- Tibetan Ritual
Tibetan ritual, Mongolian Buddhism, pre-Buddhism, India, magic, myth
In this edited volume, Cabezón brings together eleven chapters by specialists in Tibetan culture and ritual expression. This book began as a collection of papers presented at the 2007 conference "The Practice and Theory of Tibetan Ritual," which drew scholars from various countries and from various subgenres of the field of Tibetan studies (p. 29). The volume manages to reflect a diversity of viewpoints and methodologies without feeling scattered. Two of the eleven chapters are by anthropologists working in Tibetan communities, [End Page 127] and the rest explore topics ranging from a ritual for averting death to the repeated recontextualization of a verse from a Sanskrit Guhyasamāja practice text.
Cabezón's introduction, however, may be the most valuable resource in the book for the reader unfamiliar with the world of Tibetan ritual studies and should certainly be read before the chapters. At thirty-four pages (including footnotes), it provides a readable and concise overview of the progression of the field of Tibetology from a nearly exclusively textual and "high tradition"-based enterprise to its current period of diversification, in which scholars also address a growing body of sociological data about Tibetan and Himalayan societies as well as the more pragmatic orientations that characterize some of the rituals described in this book.

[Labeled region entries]

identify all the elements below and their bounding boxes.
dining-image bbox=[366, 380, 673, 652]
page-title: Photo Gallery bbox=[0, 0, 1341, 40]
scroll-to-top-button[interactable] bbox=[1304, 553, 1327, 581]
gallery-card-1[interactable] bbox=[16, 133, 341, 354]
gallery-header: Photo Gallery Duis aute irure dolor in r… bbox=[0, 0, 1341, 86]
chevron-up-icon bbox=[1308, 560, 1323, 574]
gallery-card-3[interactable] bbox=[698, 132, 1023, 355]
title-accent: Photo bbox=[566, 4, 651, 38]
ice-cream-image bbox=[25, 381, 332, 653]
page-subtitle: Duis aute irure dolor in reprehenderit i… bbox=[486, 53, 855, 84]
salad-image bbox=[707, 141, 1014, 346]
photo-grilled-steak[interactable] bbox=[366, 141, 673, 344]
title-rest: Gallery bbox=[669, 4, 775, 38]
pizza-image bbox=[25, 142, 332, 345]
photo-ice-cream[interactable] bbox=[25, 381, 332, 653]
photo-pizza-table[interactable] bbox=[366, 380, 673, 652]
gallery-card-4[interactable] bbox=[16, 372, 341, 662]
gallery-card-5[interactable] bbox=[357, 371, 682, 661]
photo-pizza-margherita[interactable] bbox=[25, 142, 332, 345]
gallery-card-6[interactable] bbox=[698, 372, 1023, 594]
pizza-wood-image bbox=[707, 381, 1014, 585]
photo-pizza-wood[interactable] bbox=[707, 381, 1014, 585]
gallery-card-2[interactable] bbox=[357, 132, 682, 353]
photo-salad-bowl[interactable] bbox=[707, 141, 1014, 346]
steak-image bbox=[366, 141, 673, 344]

---

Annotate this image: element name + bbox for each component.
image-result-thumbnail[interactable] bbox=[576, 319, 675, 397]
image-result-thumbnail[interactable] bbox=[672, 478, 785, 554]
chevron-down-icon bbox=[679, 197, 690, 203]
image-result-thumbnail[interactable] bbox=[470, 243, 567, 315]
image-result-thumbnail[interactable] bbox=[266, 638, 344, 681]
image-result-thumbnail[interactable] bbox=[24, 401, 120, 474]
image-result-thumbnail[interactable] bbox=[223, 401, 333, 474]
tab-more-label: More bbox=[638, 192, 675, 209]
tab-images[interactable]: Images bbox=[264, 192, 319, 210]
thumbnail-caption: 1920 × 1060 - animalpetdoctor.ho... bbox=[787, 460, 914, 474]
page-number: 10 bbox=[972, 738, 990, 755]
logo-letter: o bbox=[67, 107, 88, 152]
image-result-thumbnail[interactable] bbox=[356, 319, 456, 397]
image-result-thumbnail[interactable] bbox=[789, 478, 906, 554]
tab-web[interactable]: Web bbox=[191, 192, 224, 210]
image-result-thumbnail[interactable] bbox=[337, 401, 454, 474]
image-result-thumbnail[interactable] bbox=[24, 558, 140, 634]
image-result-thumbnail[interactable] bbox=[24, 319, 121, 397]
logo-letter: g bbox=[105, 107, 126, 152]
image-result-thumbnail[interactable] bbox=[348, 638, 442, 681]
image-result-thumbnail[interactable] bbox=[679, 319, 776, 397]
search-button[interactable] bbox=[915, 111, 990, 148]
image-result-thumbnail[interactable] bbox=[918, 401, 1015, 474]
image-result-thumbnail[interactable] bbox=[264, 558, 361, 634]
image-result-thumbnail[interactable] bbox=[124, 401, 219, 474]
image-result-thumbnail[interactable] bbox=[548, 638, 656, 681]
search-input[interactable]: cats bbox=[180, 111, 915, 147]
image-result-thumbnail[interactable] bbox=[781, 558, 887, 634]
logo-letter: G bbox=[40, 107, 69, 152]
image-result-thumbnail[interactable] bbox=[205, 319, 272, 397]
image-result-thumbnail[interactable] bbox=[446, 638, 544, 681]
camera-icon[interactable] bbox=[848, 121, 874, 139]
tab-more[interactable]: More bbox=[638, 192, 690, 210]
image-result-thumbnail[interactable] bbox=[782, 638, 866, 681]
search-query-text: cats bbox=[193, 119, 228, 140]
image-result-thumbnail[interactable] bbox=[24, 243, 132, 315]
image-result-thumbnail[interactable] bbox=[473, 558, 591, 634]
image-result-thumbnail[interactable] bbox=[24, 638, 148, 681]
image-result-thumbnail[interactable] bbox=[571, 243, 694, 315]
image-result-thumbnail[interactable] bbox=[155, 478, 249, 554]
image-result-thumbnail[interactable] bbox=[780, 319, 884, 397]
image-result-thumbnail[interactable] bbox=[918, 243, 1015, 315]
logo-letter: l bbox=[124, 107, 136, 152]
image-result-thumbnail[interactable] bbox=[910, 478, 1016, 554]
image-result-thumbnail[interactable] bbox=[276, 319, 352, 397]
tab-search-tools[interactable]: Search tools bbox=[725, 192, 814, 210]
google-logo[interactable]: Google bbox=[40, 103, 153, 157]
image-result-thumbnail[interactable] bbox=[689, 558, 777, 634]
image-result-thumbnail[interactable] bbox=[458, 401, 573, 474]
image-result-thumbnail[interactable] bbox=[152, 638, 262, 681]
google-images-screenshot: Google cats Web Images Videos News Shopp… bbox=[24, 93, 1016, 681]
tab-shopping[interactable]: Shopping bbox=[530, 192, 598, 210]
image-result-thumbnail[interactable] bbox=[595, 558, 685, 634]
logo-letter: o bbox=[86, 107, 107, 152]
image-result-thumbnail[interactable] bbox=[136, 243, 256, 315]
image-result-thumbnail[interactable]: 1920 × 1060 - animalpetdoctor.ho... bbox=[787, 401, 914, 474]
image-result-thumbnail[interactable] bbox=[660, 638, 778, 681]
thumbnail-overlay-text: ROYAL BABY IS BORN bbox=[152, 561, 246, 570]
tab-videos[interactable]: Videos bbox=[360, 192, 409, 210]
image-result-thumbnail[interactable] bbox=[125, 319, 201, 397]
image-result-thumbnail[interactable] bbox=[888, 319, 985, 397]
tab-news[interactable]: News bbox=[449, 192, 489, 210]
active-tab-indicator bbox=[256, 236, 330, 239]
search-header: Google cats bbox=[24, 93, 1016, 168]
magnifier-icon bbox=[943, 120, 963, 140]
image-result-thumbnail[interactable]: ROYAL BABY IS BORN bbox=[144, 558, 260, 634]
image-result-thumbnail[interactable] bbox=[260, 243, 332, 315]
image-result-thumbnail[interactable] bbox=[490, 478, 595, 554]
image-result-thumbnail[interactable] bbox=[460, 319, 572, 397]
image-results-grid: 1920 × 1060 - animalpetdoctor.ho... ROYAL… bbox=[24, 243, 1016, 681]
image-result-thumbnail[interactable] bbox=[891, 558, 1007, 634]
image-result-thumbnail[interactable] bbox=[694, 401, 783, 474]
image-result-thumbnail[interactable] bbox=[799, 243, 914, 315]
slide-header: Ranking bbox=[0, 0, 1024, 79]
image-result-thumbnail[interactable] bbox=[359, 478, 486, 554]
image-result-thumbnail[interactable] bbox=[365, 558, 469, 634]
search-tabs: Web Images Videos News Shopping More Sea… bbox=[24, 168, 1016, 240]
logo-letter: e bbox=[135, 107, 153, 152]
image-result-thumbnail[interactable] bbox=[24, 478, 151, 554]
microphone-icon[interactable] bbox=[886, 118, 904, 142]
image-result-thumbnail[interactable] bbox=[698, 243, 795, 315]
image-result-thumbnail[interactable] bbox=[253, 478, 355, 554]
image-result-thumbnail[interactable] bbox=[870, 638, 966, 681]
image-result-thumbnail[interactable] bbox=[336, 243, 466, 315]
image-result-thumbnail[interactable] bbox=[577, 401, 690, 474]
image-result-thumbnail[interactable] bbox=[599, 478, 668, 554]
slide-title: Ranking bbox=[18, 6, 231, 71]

Given exercise 1 -
According to the Tibetan ritual review, what was the name of the 2007 conference whose papers the book grew out of?
Given exercise 2 -
Reproduce the listing's lines from the one containing "identify all the" down to the one containing "gallery-card-4[interactable] bbox=[16, 372, 341, 662]", including both of those lines.

Complete output 1 -
"The Practice and Theory of Tibetan Ritual."

Complete output 2 -
identify all the elements below and their bounding boxes.
dining-image bbox=[366, 380, 673, 652]
page-title: Photo Gallery bbox=[0, 0, 1341, 40]
scroll-to-top-button[interactable] bbox=[1304, 553, 1327, 581]
gallery-card-1[interactable] bbox=[16, 133, 341, 354]
gallery-header: Photo Gallery Duis aute irure dolor in r… bbox=[0, 0, 1341, 86]
chevron-up-icon bbox=[1308, 560, 1323, 574]
gallery-card-3[interactable] bbox=[698, 132, 1023, 355]
title-accent: Photo bbox=[566, 4, 651, 38]
ice-cream-image bbox=[25, 381, 332, 653]
page-subtitle: Duis aute irure dolor in reprehenderit i… bbox=[486, 53, 855, 84]
salad-image bbox=[707, 141, 1014, 346]
photo-grilled-steak[interactable] bbox=[366, 141, 673, 344]
title-rest: Gallery bbox=[669, 4, 775, 38]
pizza-image bbox=[25, 142, 332, 345]
photo-ice-cream[interactable] bbox=[25, 381, 332, 653]
photo-pizza-table[interactable] bbox=[366, 380, 673, 652]
gallery-card-4[interactable] bbox=[16, 372, 341, 662]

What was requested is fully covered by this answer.